• _The request_: In the data below, locate each line with the word "image" and list it.

• _Records supplied_:
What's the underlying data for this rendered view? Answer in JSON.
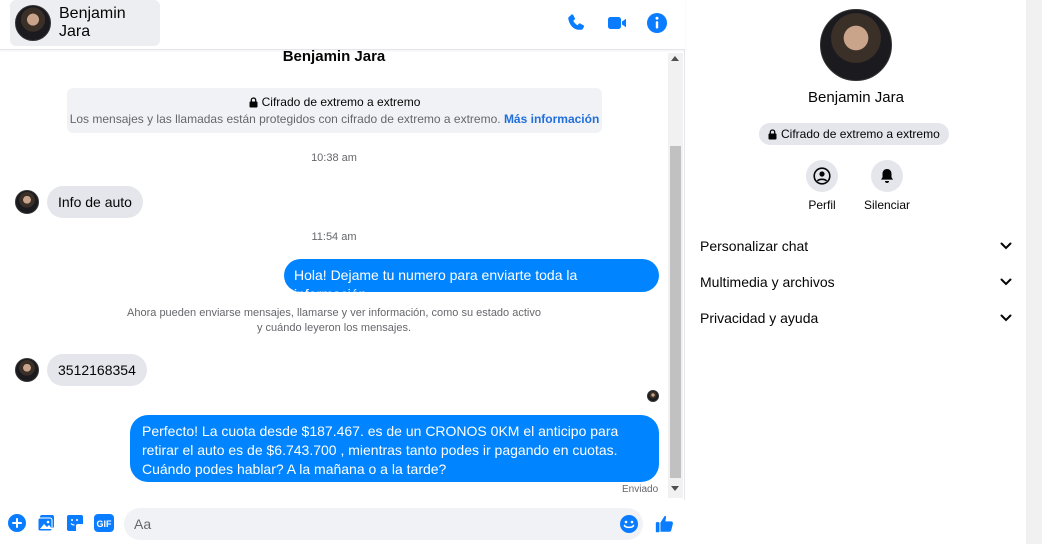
{
  "header": {
    "contact_name": "Benjamin Jara",
    "icons": [
      "phone-icon",
      "video-icon",
      "info-icon"
    ]
  },
  "thread": {
    "top_name": "Benjamin Jara",
    "e2e_title": "Cifrado de extremo a extremo",
    "e2e_desc": "Los mensajes y las llamadas están protegidos con cifrado de extremo a extremo.",
    "e2e_link": "Más información",
    "time1": "10:38 am",
    "msg_in_1": "Info de auto",
    "time2": "11:54 am",
    "msg_out_1": "Hola! Dejame tu numero  para enviarte toda la información.",
    "activity_line1": "Ahora pueden enviarse mensajes, llamarse y ver información, como su estado activo",
    "activity_line2": "y cuándo leyeron los mensajes.",
    "msg_in_2": "3512168354",
    "msg_out_2": "Perfecto! La cuota desde $187.467. es de un CRONOS 0KM el anticipo para retirar el auto es de $6.743.700 , mientras tanto podes ir pagando en cuotas. Cuándo podes hablar? A la mañana o a la tarde?",
    "sent_status": "Enviado"
  },
  "composer": {
    "placeholder": "Aa",
    "icons": [
      "plus-icon",
      "image-icon",
      "sticker-icon",
      "gif-icon",
      "emoji-icon",
      "like-icon"
    ],
    "gif_label": "GIF"
  },
  "details": {
    "name": "Benjamin Jara",
    "e2e_badge": "Cifrado de extremo a extremo",
    "actions": [
      {
        "label": "Perfil",
        "icon": "profile-icon"
      },
      {
        "label": "Silenciar",
        "icon": "bell-icon"
      }
    ],
    "sections": [
      {
        "label": "Personalizar chat"
      },
      {
        "label": "Multimedia y archivos"
      },
      {
        "label": "Privacidad y ayuda"
      }
    ]
  },
  "colors": {
    "accent": "#0084ff",
    "icon_blue": "#0a7cff",
    "bubble_in": "#e4e6eb",
    "link": "#216fdb"
  }
}
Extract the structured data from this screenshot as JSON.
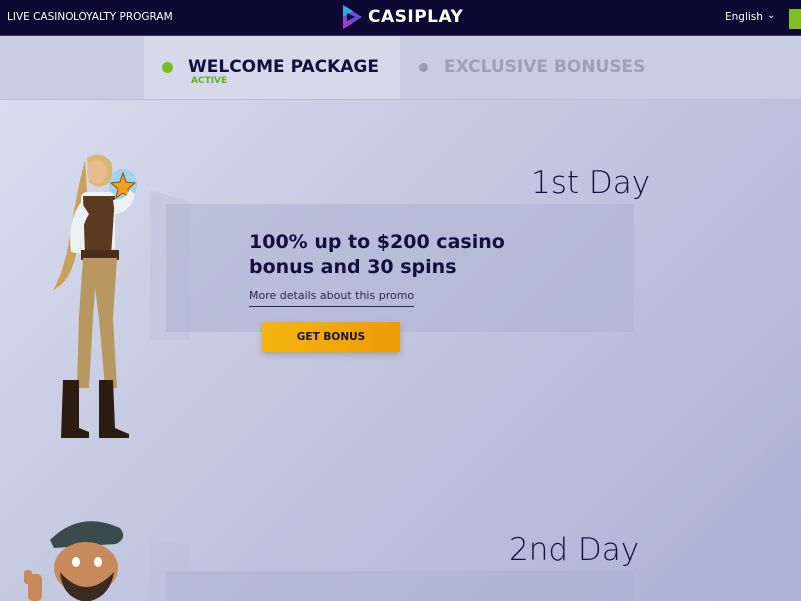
{
  "nav": {
    "live_casino": "LIVE CASINO",
    "loyalty_program": "LOYALTY PROGRAM",
    "logo_text": "CASIPLAY",
    "language": "English"
  },
  "tabs": [
    {
      "label": "WELCOME PACKAGE",
      "status": "ACTIVE"
    },
    {
      "label": "EXCLUSIVE BONUSES"
    }
  ],
  "days": [
    {
      "title": "1st Day",
      "headline_line1": "100% up to $200 casino",
      "headline_line2": "bonus and 30 spins",
      "details_link": "More details about this promo",
      "button": "GET BONUS"
    },
    {
      "title": "2nd Day"
    }
  ],
  "colors": {
    "topbar": "#0d0933",
    "accent_green": "#7ec021",
    "button_orange": "#f3b510",
    "text_dark": "#131040"
  }
}
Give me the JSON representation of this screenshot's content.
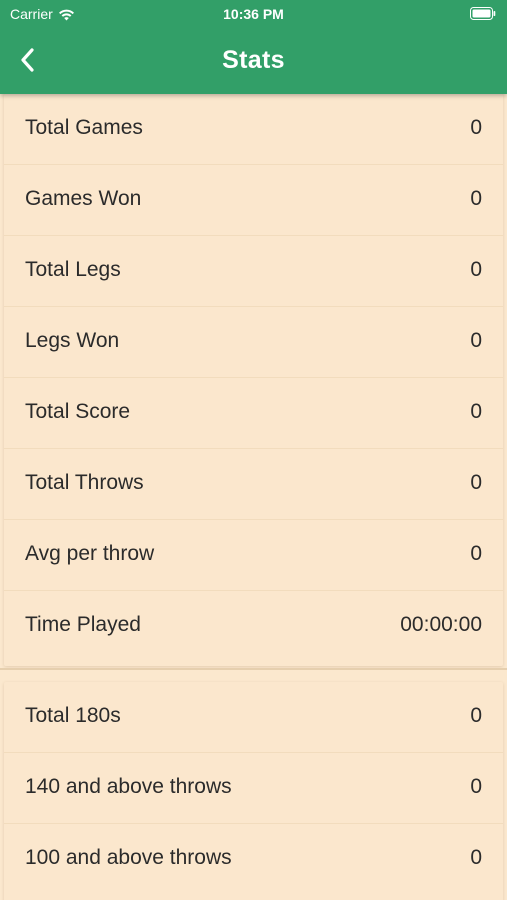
{
  "status_bar": {
    "carrier": "Carrier",
    "time": "10:36 PM"
  },
  "nav": {
    "title": "Stats",
    "back_icon": "chevron-left-icon"
  },
  "colors": {
    "header": "#329f68",
    "background": "#fbe8ce"
  },
  "stats_primary": [
    {
      "label": "Total Games",
      "value": "0"
    },
    {
      "label": "Games Won",
      "value": "0"
    },
    {
      "label": "Total Legs",
      "value": "0"
    },
    {
      "label": "Legs Won",
      "value": "0"
    },
    {
      "label": "Total Score",
      "value": "0"
    },
    {
      "label": "Total Throws",
      "value": "0"
    },
    {
      "label": "Avg per throw",
      "value": "0"
    },
    {
      "label": "Time Played",
      "value": "00:00:00"
    }
  ],
  "stats_secondary": [
    {
      "label": "Total 180s",
      "value": "0"
    },
    {
      "label": "140 and above throws",
      "value": "0"
    },
    {
      "label": "100 and above throws",
      "value": "0"
    }
  ]
}
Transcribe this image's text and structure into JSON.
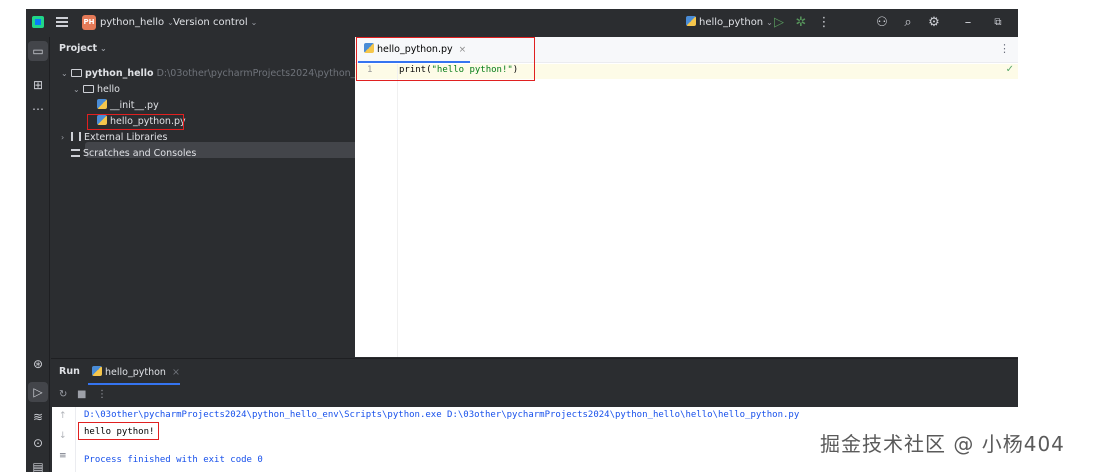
{
  "titlebar": {
    "project_badge": "PH",
    "project_name": "python_hello",
    "version_control": "Version control",
    "run_config": "hello_python"
  },
  "project_panel": {
    "header": "Project",
    "tree": [
      {
        "label": "python_hello",
        "path": "D:\\03other\\pycharmProjects2024\\python_hello"
      },
      {
        "label": "hello"
      },
      {
        "label": "__init__.py"
      },
      {
        "label": "hello_python.py"
      },
      {
        "label": "External Libraries"
      },
      {
        "label": "Scratches and Consoles"
      }
    ]
  },
  "editor": {
    "tab_label": "hello_python.py",
    "line_number": "1",
    "code_prefix": "print(",
    "code_string": "\"hello python!\"",
    "code_suffix": ")"
  },
  "run_panel": {
    "title": "Run",
    "tab_label": "hello_python"
  },
  "console": {
    "command": "D:\\03other\\pycharmProjects2024\\python_hello_env\\Scripts\\python.exe D:\\03other\\pycharmProjects2024\\python_hello\\hello\\hello_python.py",
    "output": "hello python!",
    "exit_message": "Process finished with exit code 0"
  },
  "watermark": "掘金技术社区 @ 小杨404",
  "colors": {
    "accent": "#3574f0",
    "highlight_box": "#e02020",
    "string": "#067d17",
    "console_cmd": "#1750eb"
  },
  "icons": {
    "app": "pycharm-logo-icon",
    "menu": "hamburger-icon",
    "run": "play-icon",
    "debug": "bug-icon",
    "search": "search-icon",
    "settings": "gear-icon",
    "account": "user-icon"
  }
}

• _Answer below_:
      "image-icon",
Transcribe this image's text and structure into JSON.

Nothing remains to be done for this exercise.